- _JOB_
Copy every line of these records word for word.

══ LISTING

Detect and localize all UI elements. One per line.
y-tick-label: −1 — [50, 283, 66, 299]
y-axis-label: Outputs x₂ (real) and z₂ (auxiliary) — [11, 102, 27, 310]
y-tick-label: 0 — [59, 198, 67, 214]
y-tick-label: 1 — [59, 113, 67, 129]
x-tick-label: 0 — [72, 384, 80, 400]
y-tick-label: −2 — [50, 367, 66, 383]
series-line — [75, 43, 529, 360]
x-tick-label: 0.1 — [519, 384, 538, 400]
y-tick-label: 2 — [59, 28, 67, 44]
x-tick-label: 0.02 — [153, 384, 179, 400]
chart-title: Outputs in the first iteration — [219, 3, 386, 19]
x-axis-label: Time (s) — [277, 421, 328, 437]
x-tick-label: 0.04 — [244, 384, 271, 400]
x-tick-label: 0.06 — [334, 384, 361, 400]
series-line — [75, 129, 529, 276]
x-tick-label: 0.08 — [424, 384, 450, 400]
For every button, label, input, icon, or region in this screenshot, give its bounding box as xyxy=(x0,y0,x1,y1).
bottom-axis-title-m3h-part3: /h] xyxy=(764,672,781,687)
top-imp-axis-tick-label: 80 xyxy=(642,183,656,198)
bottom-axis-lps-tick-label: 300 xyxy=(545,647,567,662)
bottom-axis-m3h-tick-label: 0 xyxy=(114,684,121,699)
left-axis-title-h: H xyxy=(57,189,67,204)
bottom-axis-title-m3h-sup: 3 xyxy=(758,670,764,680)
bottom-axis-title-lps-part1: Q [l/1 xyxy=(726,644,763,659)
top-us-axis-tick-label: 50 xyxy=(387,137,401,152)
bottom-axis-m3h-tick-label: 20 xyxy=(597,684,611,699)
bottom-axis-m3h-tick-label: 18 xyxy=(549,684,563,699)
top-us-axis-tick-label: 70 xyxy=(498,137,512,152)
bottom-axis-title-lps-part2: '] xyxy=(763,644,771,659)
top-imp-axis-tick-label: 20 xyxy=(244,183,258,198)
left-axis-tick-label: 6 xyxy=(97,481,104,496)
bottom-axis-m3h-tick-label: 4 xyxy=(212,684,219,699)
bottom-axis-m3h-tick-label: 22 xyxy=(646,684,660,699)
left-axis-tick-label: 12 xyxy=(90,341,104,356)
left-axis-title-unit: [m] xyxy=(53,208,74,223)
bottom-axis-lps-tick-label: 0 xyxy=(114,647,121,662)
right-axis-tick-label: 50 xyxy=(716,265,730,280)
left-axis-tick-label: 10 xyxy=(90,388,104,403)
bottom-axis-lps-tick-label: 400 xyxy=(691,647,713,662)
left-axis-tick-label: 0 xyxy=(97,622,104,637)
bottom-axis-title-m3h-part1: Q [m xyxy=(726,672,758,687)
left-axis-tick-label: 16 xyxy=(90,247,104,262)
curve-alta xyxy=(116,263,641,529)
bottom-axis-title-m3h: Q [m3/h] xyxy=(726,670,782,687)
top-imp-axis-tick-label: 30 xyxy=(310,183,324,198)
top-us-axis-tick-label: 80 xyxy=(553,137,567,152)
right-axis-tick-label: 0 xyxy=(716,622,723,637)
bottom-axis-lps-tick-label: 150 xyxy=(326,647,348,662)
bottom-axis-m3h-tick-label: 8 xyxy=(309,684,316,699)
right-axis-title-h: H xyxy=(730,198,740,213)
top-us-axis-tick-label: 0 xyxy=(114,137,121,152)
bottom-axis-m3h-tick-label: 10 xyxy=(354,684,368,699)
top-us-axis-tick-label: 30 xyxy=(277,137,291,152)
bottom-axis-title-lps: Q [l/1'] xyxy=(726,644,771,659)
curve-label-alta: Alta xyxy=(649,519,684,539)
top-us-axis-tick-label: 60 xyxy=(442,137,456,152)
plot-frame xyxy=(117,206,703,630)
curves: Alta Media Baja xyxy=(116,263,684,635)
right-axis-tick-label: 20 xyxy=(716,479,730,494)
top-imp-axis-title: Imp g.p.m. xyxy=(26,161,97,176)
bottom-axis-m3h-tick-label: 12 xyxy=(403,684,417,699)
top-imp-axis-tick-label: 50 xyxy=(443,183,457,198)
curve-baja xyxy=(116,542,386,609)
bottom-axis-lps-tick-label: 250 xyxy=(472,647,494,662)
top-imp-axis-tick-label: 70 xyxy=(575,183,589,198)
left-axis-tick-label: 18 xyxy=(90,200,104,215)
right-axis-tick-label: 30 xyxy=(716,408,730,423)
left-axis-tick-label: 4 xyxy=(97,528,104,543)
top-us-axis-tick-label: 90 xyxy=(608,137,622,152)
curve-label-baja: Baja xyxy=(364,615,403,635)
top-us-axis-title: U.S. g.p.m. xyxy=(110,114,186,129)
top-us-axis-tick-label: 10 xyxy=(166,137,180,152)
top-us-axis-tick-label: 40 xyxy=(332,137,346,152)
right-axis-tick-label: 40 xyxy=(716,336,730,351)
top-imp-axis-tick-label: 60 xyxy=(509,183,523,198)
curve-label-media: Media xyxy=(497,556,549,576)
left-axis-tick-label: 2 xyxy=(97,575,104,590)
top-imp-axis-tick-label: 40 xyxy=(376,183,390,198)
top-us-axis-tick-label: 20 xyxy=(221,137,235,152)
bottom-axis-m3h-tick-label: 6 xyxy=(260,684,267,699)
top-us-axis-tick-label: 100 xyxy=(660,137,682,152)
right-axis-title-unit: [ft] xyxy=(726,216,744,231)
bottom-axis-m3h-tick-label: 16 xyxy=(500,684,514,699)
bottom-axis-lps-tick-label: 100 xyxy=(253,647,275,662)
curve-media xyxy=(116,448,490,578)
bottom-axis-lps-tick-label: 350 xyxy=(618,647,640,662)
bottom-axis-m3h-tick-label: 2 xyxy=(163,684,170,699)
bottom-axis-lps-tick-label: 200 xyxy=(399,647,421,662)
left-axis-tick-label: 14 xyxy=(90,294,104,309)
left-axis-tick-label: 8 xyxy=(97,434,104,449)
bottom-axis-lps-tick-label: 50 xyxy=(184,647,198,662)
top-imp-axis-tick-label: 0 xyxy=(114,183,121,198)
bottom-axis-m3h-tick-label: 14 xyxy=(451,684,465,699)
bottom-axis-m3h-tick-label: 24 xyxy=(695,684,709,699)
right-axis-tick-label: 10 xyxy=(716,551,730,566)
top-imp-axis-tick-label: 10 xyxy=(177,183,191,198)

════

- _RESPONSE_
Detect and localize all UI elements. One per line.
y-tick-label: −1 — [50, 283, 66, 299]
y-axis-label: Outputs x₂ (real) and z₂ (auxiliary) — [11, 102, 27, 310]
y-tick-label: 0 — [59, 198, 67, 214]
y-tick-label: 1 — [59, 113, 67, 129]
x-tick-label: 0 — [72, 384, 80, 400]
y-tick-label: −2 — [50, 367, 66, 383]
series-line — [75, 43, 529, 360]
x-tick-label: 0.1 — [519, 384, 538, 400]
y-tick-label: 2 — [59, 28, 67, 44]
x-tick-label: 0.02 — [153, 384, 179, 400]
chart-title: Outputs in the first iteration — [219, 3, 386, 19]
x-axis-label: Time (s) — [277, 421, 328, 437]
x-tick-label: 0.04 — [244, 384, 271, 400]
x-tick-label: 0.06 — [334, 384, 361, 400]
series-line — [75, 129, 529, 276]
x-tick-label: 0.08 — [424, 384, 450, 400]
For every button, label, input, icon, or region in this screenshot, give its bounding box as xyxy=(x0,y0,x1,y1).
bottom-axis-title-m3h-part3: /h] xyxy=(764,672,781,687)
top-imp-axis-tick-label: 80 xyxy=(642,183,656,198)
bottom-axis-lps-tick-label: 300 xyxy=(545,647,567,662)
bottom-axis-m3h-tick-label: 0 xyxy=(114,684,121,699)
left-axis-title-h: H xyxy=(57,189,67,204)
bottom-axis-title-m3h-sup: 3 xyxy=(758,670,764,680)
bottom-axis-title-lps-part1: Q [l/1 xyxy=(726,644,763,659)
top-us-axis-tick-label: 50 xyxy=(387,137,401,152)
bottom-axis-m3h-tick-label: 20 xyxy=(597,684,611,699)
bottom-axis-m3h-tick-label: 18 xyxy=(549,684,563,699)
top-us-axis-tick-label: 70 xyxy=(498,137,512,152)
bottom-axis-title-lps-part2: '] xyxy=(763,644,771,659)
top-imp-axis-tick-label: 20 xyxy=(244,183,258,198)
left-axis-tick-label: 6 xyxy=(97,481,104,496)
bottom-axis-m3h-tick-label: 4 xyxy=(212,684,219,699)
bottom-axis-m3h-tick-label: 22 xyxy=(646,684,660,699)
left-axis-tick-label: 12 xyxy=(90,341,104,356)
left-axis-title-unit: [m] xyxy=(53,208,74,223)
bottom-axis-lps-tick-label: 0 xyxy=(114,647,121,662)
right-axis-tick-label: 50 xyxy=(716,265,730,280)
left-axis-tick-label: 10 xyxy=(90,388,104,403)
bottom-axis-lps-tick-label: 400 xyxy=(691,647,713,662)
left-axis-tick-label: 0 xyxy=(97,622,104,637)
bottom-axis-title-m3h-part1: Q [m xyxy=(726,672,758,687)
left-axis-tick-label: 16 xyxy=(90,247,104,262)
curve-alta xyxy=(116,263,641,529)
bottom-axis-title-m3h: Q [m3/h] xyxy=(726,670,782,687)
top-imp-axis-tick-label: 30 xyxy=(310,183,324,198)
top-us-axis-tick-label: 80 xyxy=(553,137,567,152)
right-axis-tick-label: 0 xyxy=(716,622,723,637)
bottom-axis-lps-tick-label: 150 xyxy=(326,647,348,662)
bottom-axis-m3h-tick-label: 8 xyxy=(309,684,316,699)
right-axis-title-h: H xyxy=(730,198,740,213)
top-us-axis-tick-label: 0 xyxy=(114,137,121,152)
bottom-axis-m3h-tick-label: 10 xyxy=(354,684,368,699)
top-us-axis-tick-label: 30 xyxy=(277,137,291,152)
bottom-axis-title-lps: Q [l/1'] xyxy=(726,644,771,659)
curve-label-alta: Alta xyxy=(649,519,684,539)
top-us-axis-tick-label: 60 xyxy=(442,137,456,152)
plot-frame xyxy=(117,206,703,630)
curves: Alta Media Baja xyxy=(116,263,684,635)
right-axis-tick-label: 20 xyxy=(716,479,730,494)
top-imp-axis-title: Imp g.p.m. xyxy=(26,161,97,176)
bottom-axis-m3h-tick-label: 12 xyxy=(403,684,417,699)
top-imp-axis-tick-label: 50 xyxy=(443,183,457,198)
curve-baja xyxy=(116,542,386,609)
bottom-axis-lps-tick-label: 250 xyxy=(472,647,494,662)
top-imp-axis-tick-label: 70 xyxy=(575,183,589,198)
left-axis-tick-label: 18 xyxy=(90,200,104,215)
right-axis-tick-label: 30 xyxy=(716,408,730,423)
left-axis-tick-label: 4 xyxy=(97,528,104,543)
top-us-axis-tick-label: 90 xyxy=(608,137,622,152)
curve-label-baja: Baja xyxy=(364,615,403,635)
top-us-axis-title: U.S. g.p.m. xyxy=(110,114,186,129)
top-us-axis-tick-label: 10 xyxy=(166,137,180,152)
top-us-axis-tick-label: 40 xyxy=(332,137,346,152)
right-axis-tick-label: 40 xyxy=(716,336,730,351)
top-imp-axis-tick-label: 60 xyxy=(509,183,523,198)
curve-label-media: Media xyxy=(497,556,549,576)
left-axis-tick-label: 2 xyxy=(97,575,104,590)
top-imp-axis-tick-label: 40 xyxy=(376,183,390,198)
top-us-axis-tick-label: 20 xyxy=(221,137,235,152)
bottom-axis-m3h-tick-label: 6 xyxy=(260,684,267,699)
top-us-axis-tick-label: 100 xyxy=(660,137,682,152)
right-axis-title-unit: [ft] xyxy=(726,216,744,231)
bottom-axis-m3h-tick-label: 16 xyxy=(500,684,514,699)
bottom-axis-lps-tick-label: 100 xyxy=(253,647,275,662)
curve-media xyxy=(116,448,490,578)
bottom-axis-lps-tick-label: 350 xyxy=(618,647,640,662)
bottom-axis-m3h-tick-label: 2 xyxy=(163,684,170,699)
bottom-axis-lps-tick-label: 200 xyxy=(399,647,421,662)
left-axis-tick-label: 14 xyxy=(90,294,104,309)
left-axis-tick-label: 8 xyxy=(97,434,104,449)
bottom-axis-lps-tick-label: 50 xyxy=(184,647,198,662)
top-imp-axis-tick-label: 0 xyxy=(114,183,121,198)
bottom-axis-m3h-tick-label: 14 xyxy=(451,684,465,699)
bottom-axis-m3h-tick-label: 24 xyxy=(695,684,709,699)
right-axis-tick-label: 10 xyxy=(716,551,730,566)
top-imp-axis-tick-label: 10 xyxy=(177,183,191,198)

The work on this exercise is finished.